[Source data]
·····

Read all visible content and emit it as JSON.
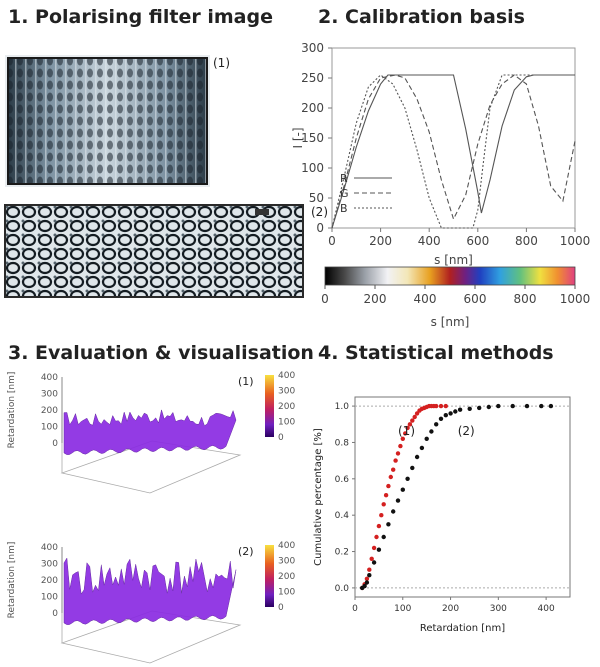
{
  "panel1": {
    "heading": "1. Polarising filter image",
    "label_1": "(1)",
    "label_2": "(2)"
  },
  "panel2": {
    "heading": "2. Calibration basis",
    "colorbar_ticks": [
      "0",
      "200",
      "400",
      "600",
      "800",
      "1000"
    ],
    "colorbar_xlabel": "s [nm]"
  },
  "panel3": {
    "heading": "3. Evaluation & visualisation",
    "plot1": {
      "zlabel": "Retardation [nm]",
      "z_ticks": [
        "400",
        "300",
        "200",
        "100",
        "0"
      ],
      "cbar_ticks": [
        "400",
        "300",
        "200",
        "100",
        "0"
      ],
      "label": "(1)"
    },
    "plot2": {
      "zlabel": "Retardation [nm]",
      "z_ticks": [
        "400",
        "300",
        "200",
        "100",
        "0"
      ],
      "cbar_ticks": [
        "400",
        "300",
        "200",
        "100",
        "0"
      ],
      "label": "(2)"
    }
  },
  "panel4": {
    "heading": "4. Statistical methods",
    "label_1": "(1)",
    "label_2": "(2)"
  },
  "colors": {
    "sample1": "#d42020",
    "sample2": "#111111",
    "surface": "#8a2be2"
  },
  "chart_data": [
    {
      "type": "line",
      "xlabel": "s [nm]",
      "ylabel": "I [-]",
      "xlim": [
        0,
        1000
      ],
      "ylim": [
        0,
        300
      ],
      "xticks": [
        "0",
        "200",
        "400",
        "600",
        "800",
        "1000"
      ],
      "yticks": [
        "0",
        "50",
        "100",
        "150",
        "200",
        "250",
        "300"
      ],
      "legend_position": "bottom-left",
      "series": [
        {
          "name": "R",
          "style": "solid",
          "x": [
            0,
            50,
            100,
            150,
            200,
            230,
            250,
            300,
            350,
            400,
            450,
            500,
            550,
            600,
            615,
            650,
            700,
            750,
            800,
            830,
            850,
            900,
            950,
            1000
          ],
          "y": [
            0,
            65,
            135,
            195,
            240,
            255,
            255,
            255,
            255,
            255,
            255,
            255,
            165,
            60,
            25,
            80,
            170,
            230,
            252,
            255,
            255,
            255,
            255,
            255
          ]
        },
        {
          "name": "G",
          "style": "dashed",
          "x": [
            0,
            50,
            100,
            150,
            200,
            260,
            300,
            350,
            400,
            450,
            500,
            550,
            600,
            650,
            700,
            750,
            800,
            850,
            900,
            950,
            1000
          ],
          "y": [
            0,
            70,
            150,
            215,
            250,
            255,
            250,
            215,
            160,
            80,
            15,
            55,
            140,
            205,
            240,
            255,
            240,
            170,
            70,
            45,
            145
          ]
        },
        {
          "name": "B",
          "style": "dotted",
          "x": [
            0,
            50,
            100,
            150,
            200,
            250,
            300,
            350,
            400,
            450,
            500,
            550,
            580,
            600,
            620,
            650,
            700,
            800,
            900,
            1000
          ],
          "y": [
            0,
            85,
            175,
            235,
            255,
            240,
            200,
            130,
            50,
            0,
            0,
            0,
            0,
            30,
            100,
            200,
            255,
            255,
            255,
            255
          ]
        }
      ]
    },
    {
      "type": "scatter",
      "xlabel": "Retardation [nm]",
      "ylabel": "Cumulative percentage [%]",
      "xlim": [
        0,
        450
      ],
      "ylim": [
        -0.05,
        1.05
      ],
      "xticks": [
        "0",
        "100",
        "200",
        "300",
        "400"
      ],
      "yticks": [
        "0.0",
        "0.2",
        "0.4",
        "0.6",
        "0.8",
        "1.0"
      ],
      "series": [
        {
          "label": "(1)",
          "x": [
            15,
            20,
            25,
            30,
            35,
            40,
            45,
            50,
            55,
            60,
            65,
            70,
            75,
            80,
            85,
            90,
            95,
            100,
            105,
            110,
            115,
            120,
            125,
            130,
            135,
            140,
            145,
            150,
            155,
            160,
            165,
            170,
            180,
            190
          ],
          "y": [
            0.0,
            0.02,
            0.05,
            0.1,
            0.16,
            0.22,
            0.28,
            0.34,
            0.4,
            0.46,
            0.51,
            0.56,
            0.61,
            0.65,
            0.7,
            0.74,
            0.78,
            0.82,
            0.85,
            0.88,
            0.9,
            0.92,
            0.94,
            0.96,
            0.975,
            0.985,
            0.99,
            0.995,
            1.0,
            1.0,
            1.0,
            1.0,
            1.0,
            1.0
          ]
        },
        {
          "label": "(2)",
          "x": [
            15,
            20,
            25,
            30,
            40,
            50,
            60,
            70,
            80,
            90,
            100,
            110,
            120,
            130,
            140,
            150,
            160,
            170,
            180,
            190,
            200,
            210,
            220,
            240,
            260,
            280,
            300,
            330,
            360,
            390,
            410
          ],
          "y": [
            0.0,
            0.01,
            0.03,
            0.07,
            0.14,
            0.21,
            0.28,
            0.35,
            0.42,
            0.48,
            0.54,
            0.6,
            0.66,
            0.72,
            0.77,
            0.82,
            0.86,
            0.9,
            0.93,
            0.95,
            0.96,
            0.97,
            0.98,
            0.985,
            0.99,
            0.995,
            1.0,
            1.0,
            1.0,
            1.0,
            1.0
          ]
        }
      ]
    }
  ]
}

·····

GOAL OF THE EXERCISE
Omit every picture, then repeat the remaining data exactly as it appears above.

RESULT OF THIS TASK
Read all visible content and emit it as JSON.
{
  "panel1": {
    "heading": "1. Polarising filter image",
    "label_1": "(1)",
    "label_2": "(2)"
  },
  "panel2": {
    "heading": "2. Calibration basis",
    "colorbar_ticks": [
      "0",
      "200",
      "400",
      "600",
      "800",
      "1000"
    ],
    "colorbar_xlabel": "s [nm]"
  },
  "panel3": {
    "heading": "3. Evaluation & visualisation",
    "plot1": {
      "zlabel": "Retardation [nm]",
      "z_ticks": [
        "400",
        "300",
        "200",
        "100",
        "0"
      ],
      "cbar_ticks": [
        "400",
        "300",
        "200",
        "100",
        "0"
      ],
      "label": "(1)"
    },
    "plot2": {
      "zlabel": "Retardation [nm]",
      "z_ticks": [
        "400",
        "300",
        "200",
        "100",
        "0"
      ],
      "cbar_ticks": [
        "400",
        "300",
        "200",
        "100",
        "0"
      ],
      "label": "(2)"
    }
  },
  "panel4": {
    "heading": "4. Statistical methods",
    "label_1": "(1)",
    "label_2": "(2)"
  },
  "colors": {
    "sample1": "#d42020",
    "sample2": "#111111",
    "surface": "#8a2be2"
  },
  "chart_data": [
    {
      "type": "line",
      "xlabel": "s [nm]",
      "ylabel": "I [-]",
      "xlim": [
        0,
        1000
      ],
      "ylim": [
        0,
        300
      ],
      "xticks": [
        "0",
        "200",
        "400",
        "600",
        "800",
        "1000"
      ],
      "yticks": [
        "0",
        "50",
        "100",
        "150",
        "200",
        "250",
        "300"
      ],
      "legend_position": "bottom-left",
      "series": [
        {
          "name": "R",
          "style": "solid",
          "x": [
            0,
            50,
            100,
            150,
            200,
            230,
            250,
            300,
            350,
            400,
            450,
            500,
            550,
            600,
            615,
            650,
            700,
            750,
            800,
            830,
            850,
            900,
            950,
            1000
          ],
          "y": [
            0,
            65,
            135,
            195,
            240,
            255,
            255,
            255,
            255,
            255,
            255,
            255,
            165,
            60,
            25,
            80,
            170,
            230,
            252,
            255,
            255,
            255,
            255,
            255
          ]
        },
        {
          "name": "G",
          "style": "dashed",
          "x": [
            0,
            50,
            100,
            150,
            200,
            260,
            300,
            350,
            400,
            450,
            500,
            550,
            600,
            650,
            700,
            750,
            800,
            850,
            900,
            950,
            1000
          ],
          "y": [
            0,
            70,
            150,
            215,
            250,
            255,
            250,
            215,
            160,
            80,
            15,
            55,
            140,
            205,
            240,
            255,
            240,
            170,
            70,
            45,
            145
          ]
        },
        {
          "name": "B",
          "style": "dotted",
          "x": [
            0,
            50,
            100,
            150,
            200,
            250,
            300,
            350,
            400,
            450,
            500,
            550,
            580,
            600,
            620,
            650,
            700,
            800,
            900,
            1000
          ],
          "y": [
            0,
            85,
            175,
            235,
            255,
            240,
            200,
            130,
            50,
            0,
            0,
            0,
            0,
            30,
            100,
            200,
            255,
            255,
            255,
            255
          ]
        }
      ]
    },
    {
      "type": "scatter",
      "xlabel": "Retardation [nm]",
      "ylabel": "Cumulative percentage [%]",
      "xlim": [
        0,
        450
      ],
      "ylim": [
        -0.05,
        1.05
      ],
      "xticks": [
        "0",
        "100",
        "200",
        "300",
        "400"
      ],
      "yticks": [
        "0.0",
        "0.2",
        "0.4",
        "0.6",
        "0.8",
        "1.0"
      ],
      "series": [
        {
          "label": "(1)",
          "x": [
            15,
            20,
            25,
            30,
            35,
            40,
            45,
            50,
            55,
            60,
            65,
            70,
            75,
            80,
            85,
            90,
            95,
            100,
            105,
            110,
            115,
            120,
            125,
            130,
            135,
            140,
            145,
            150,
            155,
            160,
            165,
            170,
            180,
            190
          ],
          "y": [
            0.0,
            0.02,
            0.05,
            0.1,
            0.16,
            0.22,
            0.28,
            0.34,
            0.4,
            0.46,
            0.51,
            0.56,
            0.61,
            0.65,
            0.7,
            0.74,
            0.78,
            0.82,
            0.85,
            0.88,
            0.9,
            0.92,
            0.94,
            0.96,
            0.975,
            0.985,
            0.99,
            0.995,
            1.0,
            1.0,
            1.0,
            1.0,
            1.0,
            1.0
          ]
        },
        {
          "label": "(2)",
          "x": [
            15,
            20,
            25,
            30,
            40,
            50,
            60,
            70,
            80,
            90,
            100,
            110,
            120,
            130,
            140,
            150,
            160,
            170,
            180,
            190,
            200,
            210,
            220,
            240,
            260,
            280,
            300,
            330,
            360,
            390,
            410
          ],
          "y": [
            0.0,
            0.01,
            0.03,
            0.07,
            0.14,
            0.21,
            0.28,
            0.35,
            0.42,
            0.48,
            0.54,
            0.6,
            0.66,
            0.72,
            0.77,
            0.82,
            0.86,
            0.9,
            0.93,
            0.95,
            0.96,
            0.97,
            0.98,
            0.985,
            0.99,
            0.995,
            1.0,
            1.0,
            1.0,
            1.0,
            1.0
          ]
        }
      ]
    }
  ]
}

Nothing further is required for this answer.